### INPUT MATERIAL ###

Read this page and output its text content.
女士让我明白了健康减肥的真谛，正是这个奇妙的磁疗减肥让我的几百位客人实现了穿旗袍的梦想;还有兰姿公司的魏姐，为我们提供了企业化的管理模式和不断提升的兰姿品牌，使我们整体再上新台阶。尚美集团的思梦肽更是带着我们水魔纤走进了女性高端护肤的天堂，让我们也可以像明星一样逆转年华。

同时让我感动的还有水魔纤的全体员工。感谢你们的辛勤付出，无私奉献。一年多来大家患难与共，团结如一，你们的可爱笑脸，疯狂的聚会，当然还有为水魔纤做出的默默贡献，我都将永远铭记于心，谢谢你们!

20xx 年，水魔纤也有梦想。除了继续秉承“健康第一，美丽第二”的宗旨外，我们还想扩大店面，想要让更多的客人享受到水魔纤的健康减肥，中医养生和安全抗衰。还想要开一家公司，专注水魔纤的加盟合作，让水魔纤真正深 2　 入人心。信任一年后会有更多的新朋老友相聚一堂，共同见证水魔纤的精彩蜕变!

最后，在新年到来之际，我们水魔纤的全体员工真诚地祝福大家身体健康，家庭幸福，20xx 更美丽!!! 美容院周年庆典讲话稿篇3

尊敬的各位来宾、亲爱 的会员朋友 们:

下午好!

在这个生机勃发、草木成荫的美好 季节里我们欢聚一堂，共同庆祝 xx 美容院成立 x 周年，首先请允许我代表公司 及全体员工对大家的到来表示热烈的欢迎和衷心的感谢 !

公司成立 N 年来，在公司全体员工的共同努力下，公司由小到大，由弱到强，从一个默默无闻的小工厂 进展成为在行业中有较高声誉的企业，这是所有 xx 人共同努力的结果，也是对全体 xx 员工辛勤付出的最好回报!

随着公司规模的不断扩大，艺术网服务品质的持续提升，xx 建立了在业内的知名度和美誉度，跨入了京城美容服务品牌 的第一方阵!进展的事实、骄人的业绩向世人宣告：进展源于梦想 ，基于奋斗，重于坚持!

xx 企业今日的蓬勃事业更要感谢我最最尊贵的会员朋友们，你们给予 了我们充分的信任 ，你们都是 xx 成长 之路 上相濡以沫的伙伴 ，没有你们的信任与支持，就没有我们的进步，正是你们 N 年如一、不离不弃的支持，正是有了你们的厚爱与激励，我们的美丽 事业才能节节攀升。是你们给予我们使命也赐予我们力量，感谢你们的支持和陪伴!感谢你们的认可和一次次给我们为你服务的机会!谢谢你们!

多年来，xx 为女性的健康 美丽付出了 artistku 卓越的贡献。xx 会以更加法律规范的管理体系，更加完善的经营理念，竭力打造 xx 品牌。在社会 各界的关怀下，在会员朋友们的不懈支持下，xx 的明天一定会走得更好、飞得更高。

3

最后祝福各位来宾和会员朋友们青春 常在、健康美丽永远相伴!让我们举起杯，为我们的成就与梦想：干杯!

###

EXERCISE INSTRUCTIONS:
Copy all of the data. Keep every word exactly as it is.

SOLUTION TO THE PROBLEM:
Read this page and output its text content.
女士让我明白了健康减肥的真谛，正是这个奇妙的磁疗减肥让我的几百位客人实现了穿旗袍的梦想;还有兰姿公司的魏姐，为我们提供了企业化的管理模式和不断提升的兰姿品牌，使我们整体再上新台阶。尚美集团的思梦肽更是带着我们水魔纤走进了女性高端护肤的天堂，让我们也可以像明星一样逆转年华。

同时让我感动的还有水魔纤的全体员工。感谢你们的辛勤付出，无私奉献。一年多来大家患难与共，团结如一，你们的可爱笑脸，疯狂的聚会，当然还有为水魔纤做出的默默贡献，我都将永远铭记于心，谢谢你们!

20xx 年，水魔纤也有梦想。除了继续秉承“健康第一，美丽第二”的宗旨外，我们还想扩大店面，想要让更多的客人享受到水魔纤的健康减肥，中医养生和安全抗衰。还想要开一家公司，专注水魔纤的加盟合作，让水魔纤真正深 2　 入人心。信任一年后会有更多的新朋老友相聚一堂，共同见证水魔纤的精彩蜕变!

最后，在新年到来之际，我们水魔纤的全体员工真诚地祝福大家身体健康，家庭幸福，20xx 更美丽!!! 美容院周年庆典讲话稿篇3

尊敬的各位来宾、亲爱 的会员朋友 们:

下午好!

在这个生机勃发、草木成荫的美好 季节里我们欢聚一堂，共同庆祝 xx 美容院成立 x 周年，首先请允许我代表公司 及全体员工对大家的到来表示热烈的欢迎和衷心的感谢 !

公司成立 N 年来，在公司全体员工的共同努力下，公司由小到大，由弱到强，从一个默默无闻的小工厂 进展成为在行业中有较高声誉的企业，这是所有 xx 人共同努力的结果，也是对全体 xx 员工辛勤付出的最好回报!

随着公司规模的不断扩大，艺术网服务品质的持续提升，xx 建立了在业内的知名度和美誉度，跨入了京城美容服务品牌 的第一方阵!进展的事实、骄人的业绩向世人宣告：进展源于梦想 ，基于奋斗，重于坚持!

xx 企业今日的蓬勃事业更要感谢我最最尊贵的会员朋友们，你们给予 了我们充分的信任 ，你们都是 xx 成长 之路 上相濡以沫的伙伴 ，没有你们的信任与支持，就没有我们的进步，正是你们 N 年如一、不离不弃的支持，正是有了你们的厚爱与激励，我们的美丽 事业才能节节攀升。是你们给予我们使命也赐予我们力量，感谢你们的支持和陪伴!感谢你们的认可和一次次给我们为你服务的机会!谢谢你们!

多年来，xx 为女性的健康 美丽付出了 artistku 卓越的贡献。xx 会以更加法律规范的管理体系，更加完善的经营理念，竭力打造 xx 品牌。在社会 各界的关怀下，在会员朋友们的不懈支持下，xx 的明天一定会走得更好、飞得更高。

3

最后祝福各位来宾和会员朋友们青春 常在、健康美丽永远相伴!让我们举起杯，为我们的成就与梦想：干杯!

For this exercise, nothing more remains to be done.